* _Items_:
* begin *

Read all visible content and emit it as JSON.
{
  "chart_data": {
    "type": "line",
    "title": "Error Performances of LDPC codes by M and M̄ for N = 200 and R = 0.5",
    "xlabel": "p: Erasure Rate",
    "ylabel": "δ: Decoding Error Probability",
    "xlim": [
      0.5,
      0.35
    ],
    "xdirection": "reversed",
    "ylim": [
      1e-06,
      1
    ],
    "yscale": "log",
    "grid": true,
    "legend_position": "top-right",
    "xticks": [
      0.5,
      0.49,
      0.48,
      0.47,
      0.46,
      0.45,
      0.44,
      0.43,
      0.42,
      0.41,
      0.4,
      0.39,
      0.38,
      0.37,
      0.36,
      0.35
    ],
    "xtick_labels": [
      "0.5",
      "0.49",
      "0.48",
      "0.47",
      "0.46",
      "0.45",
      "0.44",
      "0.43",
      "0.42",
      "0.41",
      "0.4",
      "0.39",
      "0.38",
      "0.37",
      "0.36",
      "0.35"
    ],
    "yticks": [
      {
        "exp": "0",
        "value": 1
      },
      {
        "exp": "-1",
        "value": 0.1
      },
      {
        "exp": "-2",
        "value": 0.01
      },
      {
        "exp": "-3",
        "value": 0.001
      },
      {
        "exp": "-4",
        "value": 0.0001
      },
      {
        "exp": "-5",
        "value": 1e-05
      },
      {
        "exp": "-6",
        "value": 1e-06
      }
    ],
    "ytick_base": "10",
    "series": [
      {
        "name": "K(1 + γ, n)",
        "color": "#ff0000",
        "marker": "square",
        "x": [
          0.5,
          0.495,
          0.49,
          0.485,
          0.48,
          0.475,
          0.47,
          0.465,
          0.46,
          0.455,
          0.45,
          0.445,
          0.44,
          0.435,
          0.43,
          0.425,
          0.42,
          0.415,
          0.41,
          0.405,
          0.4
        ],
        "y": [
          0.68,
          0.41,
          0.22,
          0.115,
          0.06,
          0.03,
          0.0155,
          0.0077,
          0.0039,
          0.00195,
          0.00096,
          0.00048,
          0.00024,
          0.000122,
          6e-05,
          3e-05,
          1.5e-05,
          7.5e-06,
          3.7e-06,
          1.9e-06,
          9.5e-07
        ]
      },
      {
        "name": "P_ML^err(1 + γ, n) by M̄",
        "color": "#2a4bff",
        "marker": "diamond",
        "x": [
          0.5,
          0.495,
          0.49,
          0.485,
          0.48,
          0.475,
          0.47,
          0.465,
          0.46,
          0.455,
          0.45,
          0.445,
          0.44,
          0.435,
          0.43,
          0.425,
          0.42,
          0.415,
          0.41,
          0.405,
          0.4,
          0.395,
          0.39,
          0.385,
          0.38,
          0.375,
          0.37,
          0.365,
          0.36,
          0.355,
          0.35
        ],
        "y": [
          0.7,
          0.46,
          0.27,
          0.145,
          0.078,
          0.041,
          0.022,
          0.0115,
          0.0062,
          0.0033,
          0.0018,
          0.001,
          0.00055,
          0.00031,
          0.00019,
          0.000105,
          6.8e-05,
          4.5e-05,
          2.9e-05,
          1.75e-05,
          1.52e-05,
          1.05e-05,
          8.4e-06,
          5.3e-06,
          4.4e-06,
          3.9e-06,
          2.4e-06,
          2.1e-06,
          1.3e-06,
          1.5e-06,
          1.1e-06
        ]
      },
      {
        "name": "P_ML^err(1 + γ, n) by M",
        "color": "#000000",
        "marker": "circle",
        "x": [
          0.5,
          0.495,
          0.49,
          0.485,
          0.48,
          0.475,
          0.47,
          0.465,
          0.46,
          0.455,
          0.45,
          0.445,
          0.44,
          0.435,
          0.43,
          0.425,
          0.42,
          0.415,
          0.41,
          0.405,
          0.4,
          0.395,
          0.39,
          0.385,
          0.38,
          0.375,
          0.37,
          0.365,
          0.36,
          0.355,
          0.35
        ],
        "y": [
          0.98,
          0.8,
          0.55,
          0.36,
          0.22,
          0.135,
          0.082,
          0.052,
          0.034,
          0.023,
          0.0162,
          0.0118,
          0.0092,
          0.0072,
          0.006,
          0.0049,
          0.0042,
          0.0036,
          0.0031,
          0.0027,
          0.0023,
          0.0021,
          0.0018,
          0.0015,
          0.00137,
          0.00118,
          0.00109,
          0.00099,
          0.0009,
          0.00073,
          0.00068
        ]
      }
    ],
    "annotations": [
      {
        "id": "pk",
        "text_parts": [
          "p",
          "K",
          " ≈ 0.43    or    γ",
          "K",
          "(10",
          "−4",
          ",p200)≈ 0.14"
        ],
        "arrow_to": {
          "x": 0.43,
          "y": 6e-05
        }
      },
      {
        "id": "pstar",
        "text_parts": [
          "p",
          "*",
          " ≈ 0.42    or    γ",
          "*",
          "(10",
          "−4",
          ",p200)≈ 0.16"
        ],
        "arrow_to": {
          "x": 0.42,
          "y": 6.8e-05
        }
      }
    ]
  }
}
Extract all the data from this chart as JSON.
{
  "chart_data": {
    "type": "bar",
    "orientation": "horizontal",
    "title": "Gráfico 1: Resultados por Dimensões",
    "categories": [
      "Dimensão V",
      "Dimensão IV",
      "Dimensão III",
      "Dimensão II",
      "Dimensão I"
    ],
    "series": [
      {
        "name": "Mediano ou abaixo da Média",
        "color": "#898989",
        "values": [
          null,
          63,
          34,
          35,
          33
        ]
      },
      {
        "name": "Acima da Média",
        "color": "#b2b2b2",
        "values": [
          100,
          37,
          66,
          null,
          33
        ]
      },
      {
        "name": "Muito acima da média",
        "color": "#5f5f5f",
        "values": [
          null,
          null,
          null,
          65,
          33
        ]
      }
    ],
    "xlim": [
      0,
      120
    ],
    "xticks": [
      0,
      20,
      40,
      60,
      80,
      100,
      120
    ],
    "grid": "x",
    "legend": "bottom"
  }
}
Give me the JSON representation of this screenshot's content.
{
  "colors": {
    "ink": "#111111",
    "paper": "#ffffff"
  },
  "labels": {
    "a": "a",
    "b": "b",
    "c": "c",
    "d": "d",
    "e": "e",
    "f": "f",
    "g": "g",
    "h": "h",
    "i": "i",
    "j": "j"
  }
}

* end *

* _Task description_:
Extract all of the data above and output it character for character.

* _Task answer_:
Read all visible content and emit it as JSON.
{
  "chart_data": {
    "type": "line",
    "title": "Error Performances of LDPC codes by M and M̄ for N = 200 and R = 0.5",
    "xlabel": "p: Erasure Rate",
    "ylabel": "δ: Decoding Error Probability",
    "xlim": [
      0.5,
      0.35
    ],
    "xdirection": "reversed",
    "ylim": [
      1e-06,
      1
    ],
    "yscale": "log",
    "grid": true,
    "legend_position": "top-right",
    "xticks": [
      0.5,
      0.49,
      0.48,
      0.47,
      0.46,
      0.45,
      0.44,
      0.43,
      0.42,
      0.41,
      0.4,
      0.39,
      0.38,
      0.37,
      0.36,
      0.35
    ],
    "xtick_labels": [
      "0.5",
      "0.49",
      "0.48",
      "0.47",
      "0.46",
      "0.45",
      "0.44",
      "0.43",
      "0.42",
      "0.41",
      "0.4",
      "0.39",
      "0.38",
      "0.37",
      "0.36",
      "0.35"
    ],
    "yticks": [
      {
        "exp": "0",
        "value": 1
      },
      {
        "exp": "-1",
        "value": 0.1
      },
      {
        "exp": "-2",
        "value": 0.01
      },
      {
        "exp": "-3",
        "value": 0.001
      },
      {
        "exp": "-4",
        "value": 0.0001
      },
      {
        "exp": "-5",
        "value": 1e-05
      },
      {
        "exp": "-6",
        "value": 1e-06
      }
    ],
    "ytick_base": "10",
    "series": [
      {
        "name": "K(1 + γ, n)",
        "color": "#ff0000",
        "marker": "square",
        "x": [
          0.5,
          0.495,
          0.49,
          0.485,
          0.48,
          0.475,
          0.47,
          0.465,
          0.46,
          0.455,
          0.45,
          0.445,
          0.44,
          0.435,
          0.43,
          0.425,
          0.42,
          0.415,
          0.41,
          0.405,
          0.4
        ],
        "y": [
          0.68,
          0.41,
          0.22,
          0.115,
          0.06,
          0.03,
          0.0155,
          0.0077,
          0.0039,
          0.00195,
          0.00096,
          0.00048,
          0.00024,
          0.000122,
          6e-05,
          3e-05,
          1.5e-05,
          7.5e-06,
          3.7e-06,
          1.9e-06,
          9.5e-07
        ]
      },
      {
        "name": "P_ML^err(1 + γ, n) by M̄",
        "color": "#2a4bff",
        "marker": "diamond",
        "x": [
          0.5,
          0.495,
          0.49,
          0.485,
          0.48,
          0.475,
          0.47,
          0.465,
          0.46,
          0.455,
          0.45,
          0.445,
          0.44,
          0.435,
          0.43,
          0.425,
          0.42,
          0.415,
          0.41,
          0.405,
          0.4,
          0.395,
          0.39,
          0.385,
          0.38,
          0.375,
          0.37,
          0.365,
          0.36,
          0.355,
          0.35
        ],
        "y": [
          0.7,
          0.46,
          0.27,
          0.145,
          0.078,
          0.041,
          0.022,
          0.0115,
          0.0062,
          0.0033,
          0.0018,
          0.001,
          0.00055,
          0.00031,
          0.00019,
          0.000105,
          6.8e-05,
          4.5e-05,
          2.9e-05,
          1.75e-05,
          1.52e-05,
          1.05e-05,
          8.4e-06,
          5.3e-06,
          4.4e-06,
          3.9e-06,
          2.4e-06,
          2.1e-06,
          1.3e-06,
          1.5e-06,
          1.1e-06
        ]
      },
      {
        "name": "P_ML^err(1 + γ, n) by M",
        "color": "#000000",
        "marker": "circle",
        "x": [
          0.5,
          0.495,
          0.49,
          0.485,
          0.48,
          0.475,
          0.47,
          0.465,
          0.46,
          0.455,
          0.45,
          0.445,
          0.44,
          0.435,
          0.43,
          0.425,
          0.42,
          0.415,
          0.41,
          0.405,
          0.4,
          0.395,
          0.39,
          0.385,
          0.38,
          0.375,
          0.37,
          0.365,
          0.36,
          0.355,
          0.35
        ],
        "y": [
          0.98,
          0.8,
          0.55,
          0.36,
          0.22,
          0.135,
          0.082,
          0.052,
          0.034,
          0.023,
          0.0162,
          0.0118,
          0.0092,
          0.0072,
          0.006,
          0.0049,
          0.0042,
          0.0036,
          0.0031,
          0.0027,
          0.0023,
          0.0021,
          0.0018,
          0.0015,
          0.00137,
          0.00118,
          0.00109,
          0.00099,
          0.0009,
          0.00073,
          0.00068
        ]
      }
    ],
    "annotations": [
      {
        "id": "pk",
        "text_parts": [
          "p",
          "K",
          " ≈ 0.43    or    γ",
          "K",
          "(10",
          "−4",
          ",p200)≈ 0.14"
        ],
        "arrow_to": {
          "x": 0.43,
          "y": 6e-05
        }
      },
      {
        "id": "pstar",
        "text_parts": [
          "p",
          "*",
          " ≈ 0.42    or    γ",
          "*",
          "(10",
          "−4",
          ",p200)≈ 0.16"
        ],
        "arrow_to": {
          "x": 0.42,
          "y": 6.8e-05
        }
      }
    ]
  }
}
Extract all the data from this chart as JSON.
{
  "chart_data": {
    "type": "bar",
    "orientation": "horizontal",
    "title": "Gráfico 1: Resultados por Dimensões",
    "categories": [
      "Dimensão V",
      "Dimensão IV",
      "Dimensão III",
      "Dimensão II",
      "Dimensão I"
    ],
    "series": [
      {
        "name": "Mediano ou abaixo da Média",
        "color": "#898989",
        "values": [
          null,
          63,
          34,
          35,
          33
        ]
      },
      {
        "name": "Acima da Média",
        "color": "#b2b2b2",
        "values": [
          100,
          37,
          66,
          null,
          33
        ]
      },
      {
        "name": "Muito acima da média",
        "color": "#5f5f5f",
        "values": [
          null,
          null,
          null,
          65,
          33
        ]
      }
    ],
    "xlim": [
      0,
      120
    ],
    "xticks": [
      0,
      20,
      40,
      60,
      80,
      100,
      120
    ],
    "grid": "x",
    "legend": "bottom"
  }
}
Give me the JSON representation of this screenshot's content.
{
  "colors": {
    "ink": "#111111",
    "paper": "#ffffff"
  },
  "labels": {
    "a": "a",
    "b": "b",
    "c": "c",
    "d": "d",
    "e": "e",
    "f": "f",
    "g": "g",
    "h": "h",
    "i": "i",
    "j": "j"
  }
}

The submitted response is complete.